### TASK DESCRIPTION
Print every entry word for word, but omit the pictures.

┌─ DATA ROWS

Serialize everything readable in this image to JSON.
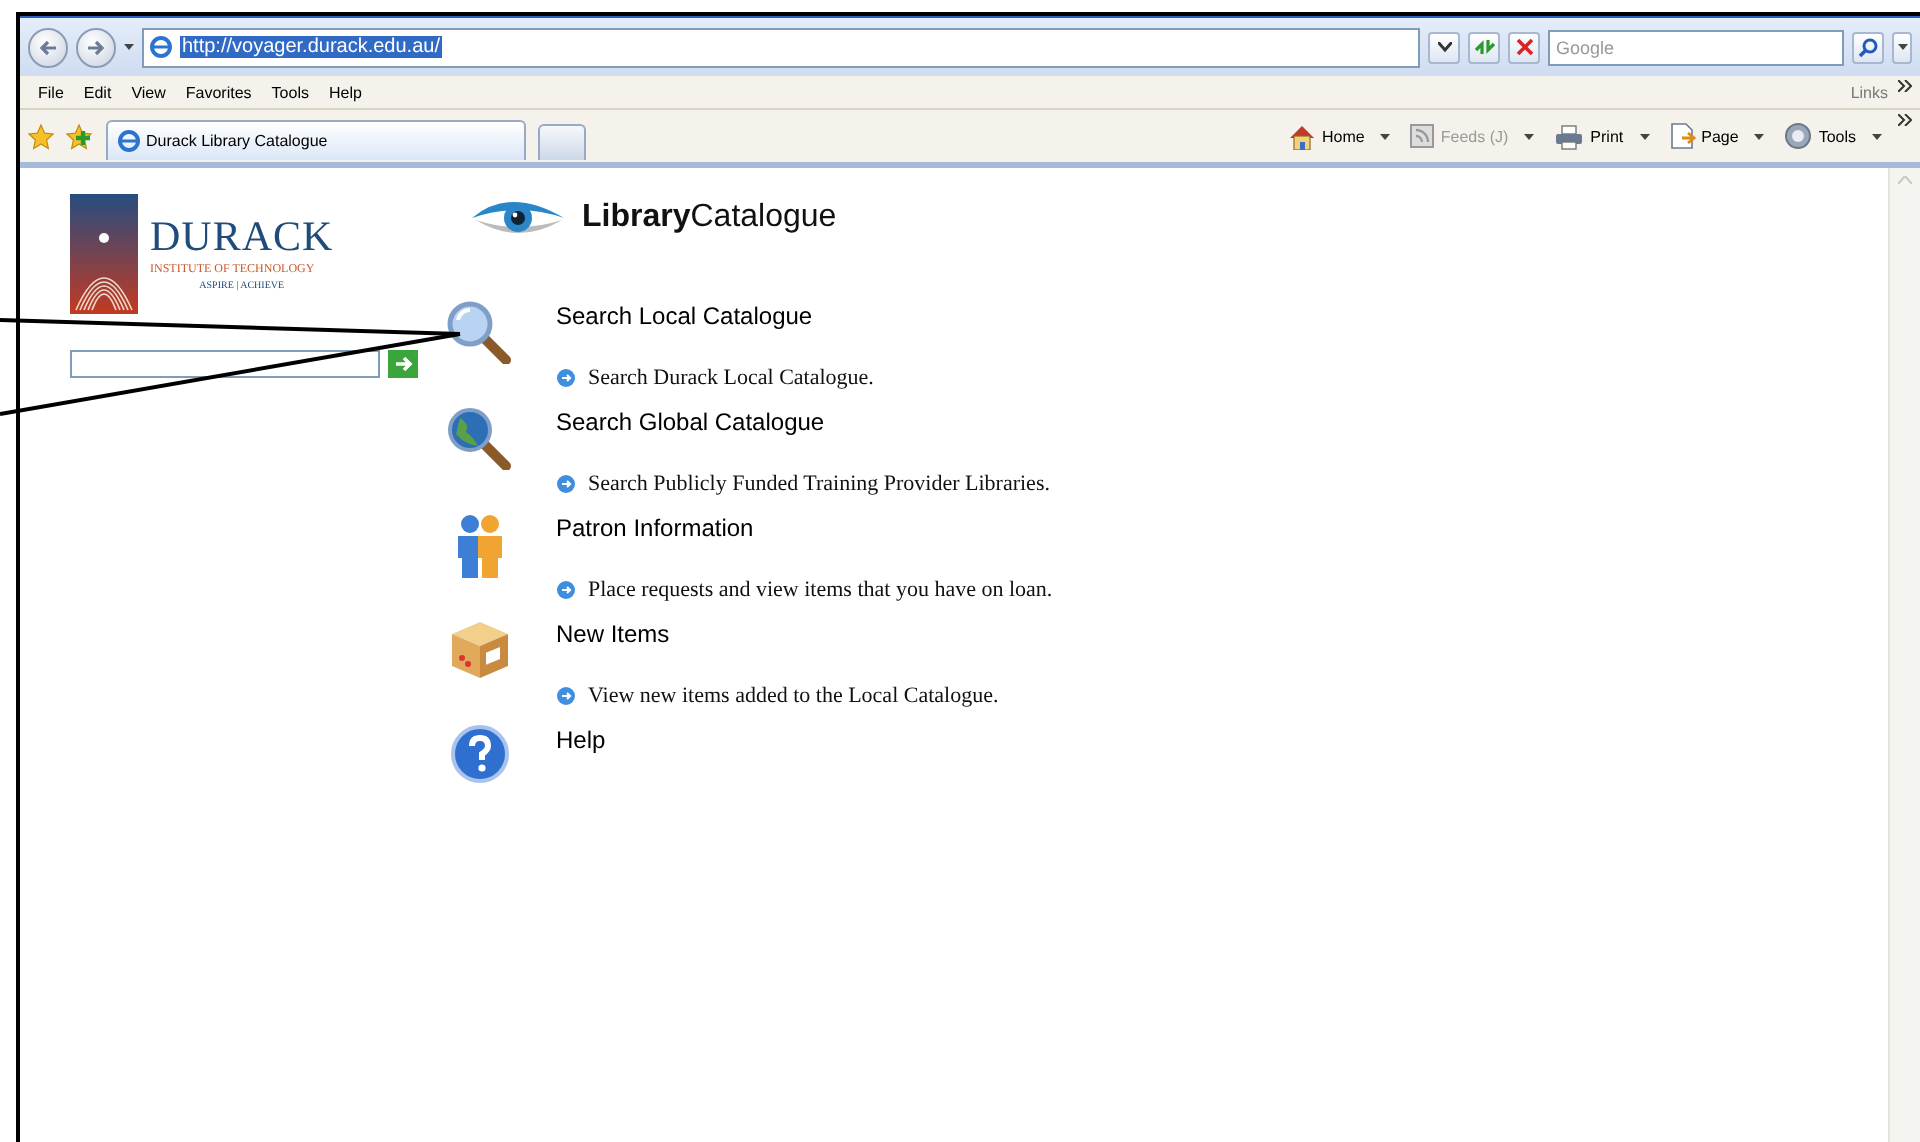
{
  "browser": {
    "address": "http://voyager.durack.edu.au/",
    "search_placeholder": "Google",
    "menu": [
      "File",
      "Edit",
      "View",
      "Favorites",
      "Tools",
      "Help"
    ],
    "links_label": "Links",
    "tab_title": "Durack Library Catalogue",
    "commands": [
      {
        "kind": "home",
        "label": "Home",
        "disabled": false
      },
      {
        "kind": "feeds",
        "label": "Feeds (J)",
        "disabled": true
      },
      {
        "kind": "print",
        "label": "Print",
        "disabled": false
      },
      {
        "kind": "page",
        "label": "Page",
        "disabled": false
      },
      {
        "kind": "tools",
        "label": "Tools",
        "disabled": false
      }
    ]
  },
  "logo": {
    "name": "DURACK",
    "subtitle": "INSTITUTE OF TECHNOLOGY",
    "tagline": "ASPIRE | ACHIEVE"
  },
  "catalogue_logo": "**Library**Catalogue",
  "items": [
    {
      "kind": "search-local",
      "title": "Search Local Catalogue",
      "description": "Search Durack Local Catalogue."
    },
    {
      "kind": "search-global",
      "title": "Search Global Catalogue",
      "description": "Search Publicly Funded Training Provider Libraries."
    },
    {
      "kind": "patron",
      "title": "Patron Information",
      "description": "Place requests and view items that you have on loan."
    },
    {
      "kind": "new-items",
      "title": "New Items",
      "description": "View new items added to the Local Catalogue."
    },
    {
      "kind": "help",
      "title": "Help"
    }
  ]
}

└─

### REPLY
Serialize everything readable in this image to JSON.
{
  "browser": {
    "address": "http://voyager.durack.edu.au/",
    "search_placeholder": "Google",
    "menu": [
      "File",
      "Edit",
      "View",
      "Favorites",
      "Tools",
      "Help"
    ],
    "links_label": "Links",
    "tab_title": "Durack Library Catalogue",
    "commands": [
      {
        "kind": "home",
        "label": "Home",
        "disabled": false
      },
      {
        "kind": "feeds",
        "label": "Feeds (J)",
        "disabled": true
      },
      {
        "kind": "print",
        "label": "Print",
        "disabled": false
      },
      {
        "kind": "page",
        "label": "Page",
        "disabled": false
      },
      {
        "kind": "tools",
        "label": "Tools",
        "disabled": false
      }
    ]
  },
  "logo": {
    "name": "DURACK",
    "subtitle": "INSTITUTE OF TECHNOLOGY",
    "tagline": "ASPIRE | ACHIEVE"
  },
  "catalogue_logo": "**Library**Catalogue",
  "items": [
    {
      "kind": "search-local",
      "title": "Search Local Catalogue",
      "description": "Search Durack Local Catalogue."
    },
    {
      "kind": "search-global",
      "title": "Search Global Catalogue",
      "description": "Search Publicly Funded Training Provider Libraries."
    },
    {
      "kind": "patron",
      "title": "Patron Information",
      "description": "Place requests and view items that you have on loan."
    },
    {
      "kind": "new-items",
      "title": "New Items",
      "description": "View new items added to the Local Catalogue."
    },
    {
      "kind": "help",
      "title": "Help"
    }
  ]
}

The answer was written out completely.